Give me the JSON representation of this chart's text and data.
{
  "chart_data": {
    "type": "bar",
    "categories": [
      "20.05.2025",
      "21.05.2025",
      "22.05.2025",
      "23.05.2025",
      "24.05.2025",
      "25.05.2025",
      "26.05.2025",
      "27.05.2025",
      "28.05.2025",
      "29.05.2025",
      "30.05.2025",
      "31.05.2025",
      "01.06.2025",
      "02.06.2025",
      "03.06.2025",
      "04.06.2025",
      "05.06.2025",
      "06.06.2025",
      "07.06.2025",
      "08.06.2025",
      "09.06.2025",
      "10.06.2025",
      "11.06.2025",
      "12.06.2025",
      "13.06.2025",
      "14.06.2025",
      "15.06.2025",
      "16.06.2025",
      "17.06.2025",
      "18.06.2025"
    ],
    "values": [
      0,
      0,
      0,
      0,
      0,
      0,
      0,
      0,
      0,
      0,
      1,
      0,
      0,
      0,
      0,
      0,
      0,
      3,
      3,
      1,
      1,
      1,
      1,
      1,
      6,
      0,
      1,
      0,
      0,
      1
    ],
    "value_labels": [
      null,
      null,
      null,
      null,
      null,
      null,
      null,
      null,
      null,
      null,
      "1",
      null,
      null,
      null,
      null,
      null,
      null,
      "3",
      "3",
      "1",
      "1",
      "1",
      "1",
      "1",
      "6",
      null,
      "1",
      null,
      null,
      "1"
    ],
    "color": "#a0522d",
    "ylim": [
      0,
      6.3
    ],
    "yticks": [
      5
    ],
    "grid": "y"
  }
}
* * * *
EXERCISE DESCRIPTION: Would you reproduce all the entries exactly?

SOLUTION:
Give me the JSON representation of this chart's text and data.
{
  "chart_data": {
    "type": "bar",
    "categories": [
      "20.05.2025",
      "21.05.2025",
      "22.05.2025",
      "23.05.2025",
      "24.05.2025",
      "25.05.2025",
      "26.05.2025",
      "27.05.2025",
      "28.05.2025",
      "29.05.2025",
      "30.05.2025",
      "31.05.2025",
      "01.06.2025",
      "02.06.2025",
      "03.06.2025",
      "04.06.2025",
      "05.06.2025",
      "06.06.2025",
      "07.06.2025",
      "08.06.2025",
      "09.06.2025",
      "10.06.2025",
      "11.06.2025",
      "12.06.2025",
      "13.06.2025",
      "14.06.2025",
      "15.06.2025",
      "16.06.2025",
      "17.06.2025",
      "18.06.2025"
    ],
    "values": [
      0,
      0,
      0,
      0,
      0,
      0,
      0,
      0,
      0,
      0,
      1,
      0,
      0,
      0,
      0,
      0,
      0,
      3,
      3,
      1,
      1,
      1,
      1,
      1,
      6,
      0,
      1,
      0,
      0,
      1
    ],
    "value_labels": [
      null,
      null,
      null,
      null,
      null,
      null,
      null,
      null,
      null,
      null,
      "1",
      null,
      null,
      null,
      null,
      null,
      null,
      "3",
      "3",
      "1",
      "1",
      "1",
      "1",
      "1",
      "6",
      null,
      "1",
      null,
      null,
      "1"
    ],
    "color": "#a0522d",
    "ylim": [
      0,
      6.3
    ],
    "yticks": [
      5
    ],
    "grid": "y"
  }
}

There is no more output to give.